- Input data:

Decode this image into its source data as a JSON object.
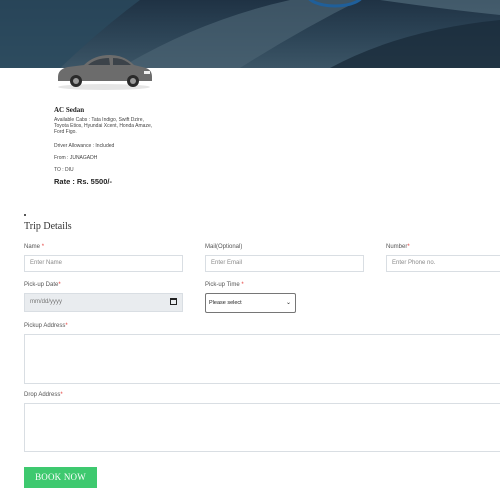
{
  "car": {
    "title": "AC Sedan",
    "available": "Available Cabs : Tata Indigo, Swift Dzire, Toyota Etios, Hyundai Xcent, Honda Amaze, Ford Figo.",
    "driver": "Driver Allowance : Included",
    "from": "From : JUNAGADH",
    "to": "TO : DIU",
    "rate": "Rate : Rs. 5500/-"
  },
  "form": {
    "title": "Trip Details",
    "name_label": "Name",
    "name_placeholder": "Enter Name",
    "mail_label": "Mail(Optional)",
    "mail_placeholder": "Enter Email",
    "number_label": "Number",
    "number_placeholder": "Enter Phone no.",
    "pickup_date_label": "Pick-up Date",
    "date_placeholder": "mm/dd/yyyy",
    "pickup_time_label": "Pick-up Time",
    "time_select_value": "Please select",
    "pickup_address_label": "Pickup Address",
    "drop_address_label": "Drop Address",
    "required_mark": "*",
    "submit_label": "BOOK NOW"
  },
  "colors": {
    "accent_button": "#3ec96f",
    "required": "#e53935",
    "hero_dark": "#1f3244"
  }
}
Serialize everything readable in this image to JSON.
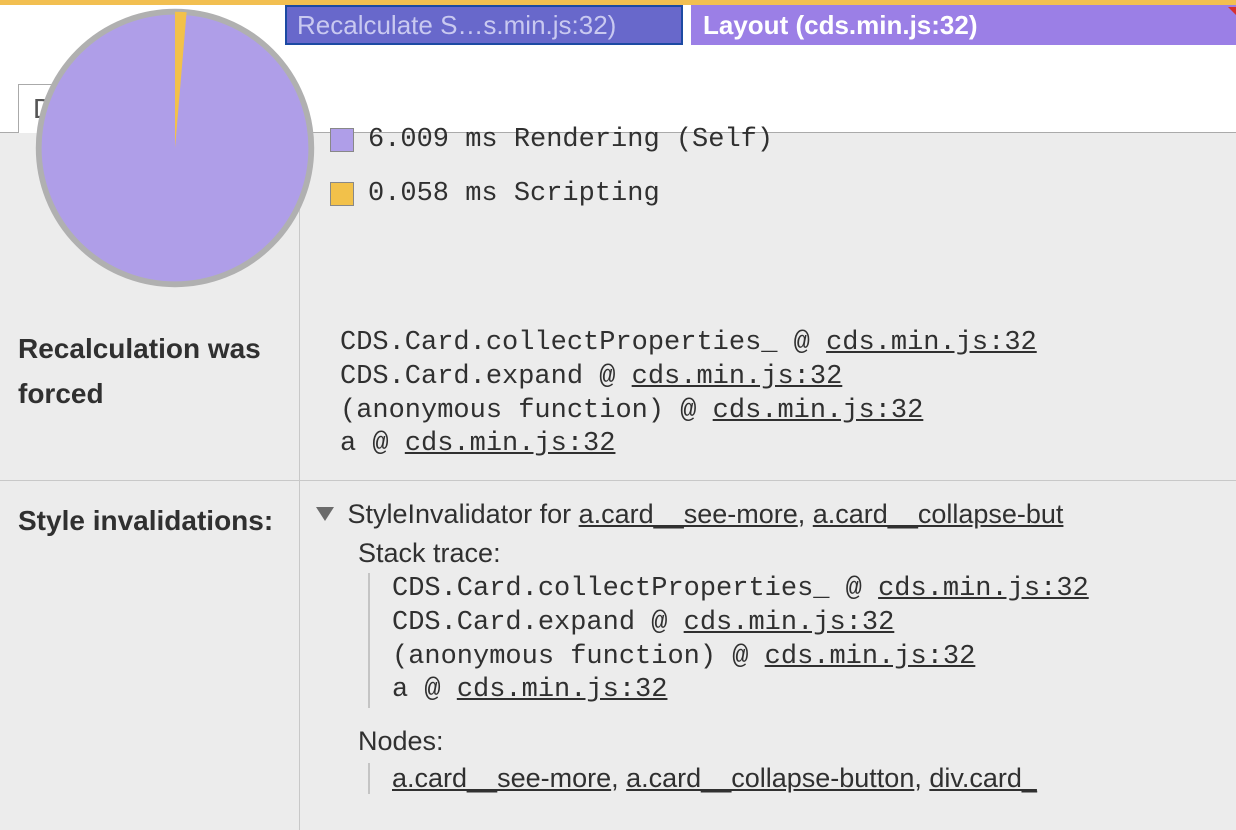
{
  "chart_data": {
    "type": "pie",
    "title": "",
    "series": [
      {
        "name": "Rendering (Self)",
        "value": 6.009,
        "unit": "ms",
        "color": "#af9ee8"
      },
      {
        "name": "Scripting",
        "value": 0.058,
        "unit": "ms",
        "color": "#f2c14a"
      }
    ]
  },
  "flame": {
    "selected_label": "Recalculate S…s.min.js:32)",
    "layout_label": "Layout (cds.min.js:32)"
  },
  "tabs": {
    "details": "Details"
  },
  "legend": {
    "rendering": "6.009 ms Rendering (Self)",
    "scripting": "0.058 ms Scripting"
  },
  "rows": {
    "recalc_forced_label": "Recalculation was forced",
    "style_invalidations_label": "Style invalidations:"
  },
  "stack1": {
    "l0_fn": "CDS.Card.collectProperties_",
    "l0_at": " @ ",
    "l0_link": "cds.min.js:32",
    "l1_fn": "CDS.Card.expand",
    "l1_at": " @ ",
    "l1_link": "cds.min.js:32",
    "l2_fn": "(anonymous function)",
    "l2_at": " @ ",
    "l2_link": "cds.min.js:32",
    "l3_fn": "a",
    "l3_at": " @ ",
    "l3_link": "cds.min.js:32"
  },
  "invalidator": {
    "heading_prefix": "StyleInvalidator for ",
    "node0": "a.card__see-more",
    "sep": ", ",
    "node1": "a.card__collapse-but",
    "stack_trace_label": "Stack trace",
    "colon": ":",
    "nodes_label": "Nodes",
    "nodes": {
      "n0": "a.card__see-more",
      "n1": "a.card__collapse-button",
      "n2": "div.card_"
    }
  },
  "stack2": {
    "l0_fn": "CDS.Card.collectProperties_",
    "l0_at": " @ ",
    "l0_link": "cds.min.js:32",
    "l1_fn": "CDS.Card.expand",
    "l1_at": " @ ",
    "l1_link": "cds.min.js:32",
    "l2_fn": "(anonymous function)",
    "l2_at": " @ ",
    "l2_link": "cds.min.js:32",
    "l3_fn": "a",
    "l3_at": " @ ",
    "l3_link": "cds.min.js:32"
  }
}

--

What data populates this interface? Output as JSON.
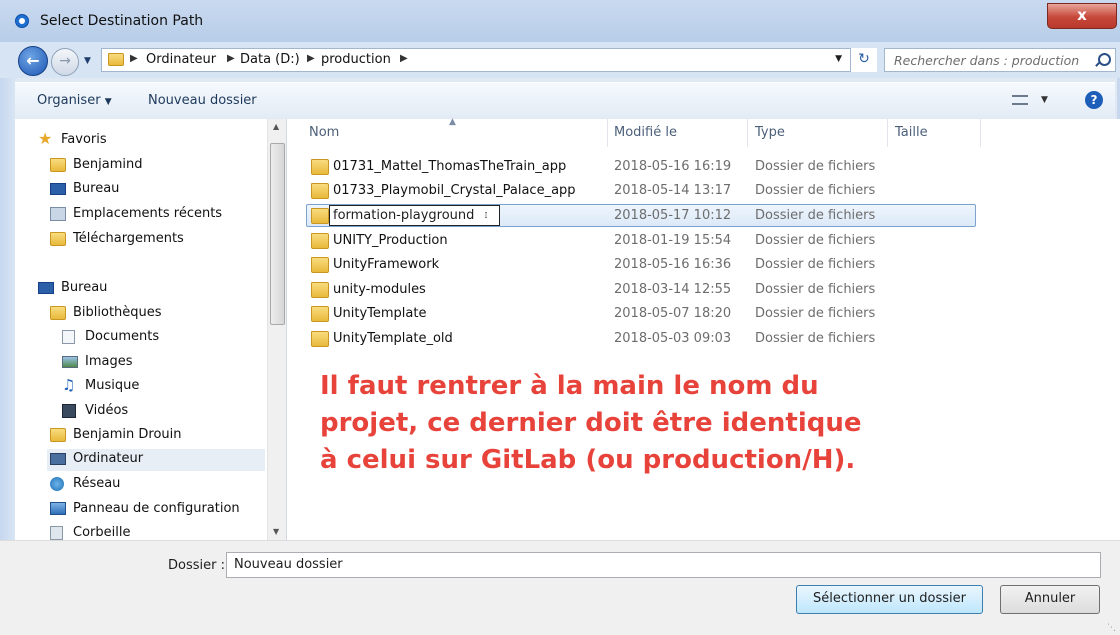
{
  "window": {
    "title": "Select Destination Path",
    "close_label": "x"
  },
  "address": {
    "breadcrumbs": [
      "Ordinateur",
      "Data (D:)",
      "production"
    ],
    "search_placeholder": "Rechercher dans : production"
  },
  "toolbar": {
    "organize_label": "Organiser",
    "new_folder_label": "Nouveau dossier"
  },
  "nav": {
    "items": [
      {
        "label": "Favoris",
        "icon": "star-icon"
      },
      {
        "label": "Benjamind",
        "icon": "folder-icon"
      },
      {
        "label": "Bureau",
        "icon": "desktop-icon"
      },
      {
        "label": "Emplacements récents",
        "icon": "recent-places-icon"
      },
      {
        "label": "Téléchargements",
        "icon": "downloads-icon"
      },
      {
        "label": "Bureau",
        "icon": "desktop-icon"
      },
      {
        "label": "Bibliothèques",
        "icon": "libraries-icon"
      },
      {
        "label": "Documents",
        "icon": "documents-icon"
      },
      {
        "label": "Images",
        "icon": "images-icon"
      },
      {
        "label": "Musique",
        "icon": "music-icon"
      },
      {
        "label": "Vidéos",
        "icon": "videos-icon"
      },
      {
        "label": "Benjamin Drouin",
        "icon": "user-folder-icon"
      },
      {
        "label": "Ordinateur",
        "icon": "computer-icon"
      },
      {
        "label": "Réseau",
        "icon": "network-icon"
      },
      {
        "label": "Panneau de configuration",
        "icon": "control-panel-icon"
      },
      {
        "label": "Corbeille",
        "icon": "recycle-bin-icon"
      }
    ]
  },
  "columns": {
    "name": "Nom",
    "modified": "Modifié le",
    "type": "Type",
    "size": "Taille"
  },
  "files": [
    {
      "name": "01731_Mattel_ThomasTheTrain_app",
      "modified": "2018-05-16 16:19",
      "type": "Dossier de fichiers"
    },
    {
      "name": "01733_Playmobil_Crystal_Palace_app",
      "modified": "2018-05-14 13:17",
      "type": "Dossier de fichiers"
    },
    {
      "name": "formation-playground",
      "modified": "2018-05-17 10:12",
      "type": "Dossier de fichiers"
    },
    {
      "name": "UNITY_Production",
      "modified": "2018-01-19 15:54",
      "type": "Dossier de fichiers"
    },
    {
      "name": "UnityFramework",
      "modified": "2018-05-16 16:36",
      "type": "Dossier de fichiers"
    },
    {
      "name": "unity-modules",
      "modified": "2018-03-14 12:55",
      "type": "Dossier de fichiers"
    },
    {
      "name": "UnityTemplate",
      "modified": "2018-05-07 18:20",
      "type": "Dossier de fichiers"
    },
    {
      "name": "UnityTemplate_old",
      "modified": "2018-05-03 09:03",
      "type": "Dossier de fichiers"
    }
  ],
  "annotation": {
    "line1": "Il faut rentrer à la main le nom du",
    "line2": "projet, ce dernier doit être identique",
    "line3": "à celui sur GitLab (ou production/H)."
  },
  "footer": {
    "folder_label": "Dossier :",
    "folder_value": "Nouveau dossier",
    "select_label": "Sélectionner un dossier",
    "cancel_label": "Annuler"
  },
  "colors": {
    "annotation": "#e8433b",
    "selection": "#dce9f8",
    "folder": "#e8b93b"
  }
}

- What you will do: Pick out each line above that includes "Nouveau" and show it.

- In response:
    "new_folder_label": "Nouveau dossier"
    "folder_value": "Nouveau dossier",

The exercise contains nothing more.